Stored entries
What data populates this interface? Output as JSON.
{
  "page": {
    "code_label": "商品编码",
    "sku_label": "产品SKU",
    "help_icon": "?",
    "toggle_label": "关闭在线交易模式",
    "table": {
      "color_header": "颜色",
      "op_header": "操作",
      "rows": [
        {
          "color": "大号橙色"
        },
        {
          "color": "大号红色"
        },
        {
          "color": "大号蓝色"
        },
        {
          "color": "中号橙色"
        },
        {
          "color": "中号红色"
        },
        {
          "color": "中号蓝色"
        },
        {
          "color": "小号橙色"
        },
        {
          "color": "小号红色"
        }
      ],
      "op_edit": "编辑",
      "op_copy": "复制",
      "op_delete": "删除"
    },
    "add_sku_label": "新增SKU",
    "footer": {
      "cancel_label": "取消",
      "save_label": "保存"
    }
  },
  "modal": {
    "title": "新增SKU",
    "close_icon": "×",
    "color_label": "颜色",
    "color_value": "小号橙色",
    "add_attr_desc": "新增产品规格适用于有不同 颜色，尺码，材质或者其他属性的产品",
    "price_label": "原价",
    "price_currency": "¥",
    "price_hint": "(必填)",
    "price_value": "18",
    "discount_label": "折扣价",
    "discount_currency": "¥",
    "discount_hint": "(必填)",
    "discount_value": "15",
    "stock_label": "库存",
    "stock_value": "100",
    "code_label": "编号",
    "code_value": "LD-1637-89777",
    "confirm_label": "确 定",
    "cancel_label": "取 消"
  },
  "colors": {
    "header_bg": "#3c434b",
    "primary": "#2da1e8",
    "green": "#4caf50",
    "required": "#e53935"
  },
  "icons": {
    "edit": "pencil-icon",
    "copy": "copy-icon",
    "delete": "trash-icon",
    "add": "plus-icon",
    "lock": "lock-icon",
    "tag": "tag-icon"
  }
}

*Goal*
All of the data needs to be printed once more, exactly.

*Full answer*
What data populates this interface? Output as JSON.
{
  "page": {
    "code_label": "商品编码",
    "sku_label": "产品SKU",
    "help_icon": "?",
    "toggle_label": "关闭在线交易模式",
    "table": {
      "color_header": "颜色",
      "op_header": "操作",
      "rows": [
        {
          "color": "大号橙色"
        },
        {
          "color": "大号红色"
        },
        {
          "color": "大号蓝色"
        },
        {
          "color": "中号橙色"
        },
        {
          "color": "中号红色"
        },
        {
          "color": "中号蓝色"
        },
        {
          "color": "小号橙色"
        },
        {
          "color": "小号红色"
        }
      ],
      "op_edit": "编辑",
      "op_copy": "复制",
      "op_delete": "删除"
    },
    "add_sku_label": "新增SKU",
    "footer": {
      "cancel_label": "取消",
      "save_label": "保存"
    }
  },
  "modal": {
    "title": "新增SKU",
    "close_icon": "×",
    "color_label": "颜色",
    "color_value": "小号橙色",
    "add_attr_desc": "新增产品规格适用于有不同 颜色，尺码，材质或者其他属性的产品",
    "price_label": "原价",
    "price_currency": "¥",
    "price_hint": "(必填)",
    "price_value": "18",
    "discount_label": "折扣价",
    "discount_currency": "¥",
    "discount_hint": "(必填)",
    "discount_value": "15",
    "stock_label": "库存",
    "stock_value": "100",
    "code_label": "编号",
    "code_value": "LD-1637-89777",
    "confirm_label": "确 定",
    "cancel_label": "取 消"
  },
  "colors": {
    "header_bg": "#3c434b",
    "primary": "#2da1e8",
    "green": "#4caf50",
    "required": "#e53935"
  },
  "icons": {
    "edit": "pencil-icon",
    "copy": "copy-icon",
    "delete": "trash-icon",
    "add": "plus-icon",
    "lock": "lock-icon",
    "tag": "tag-icon"
  }
}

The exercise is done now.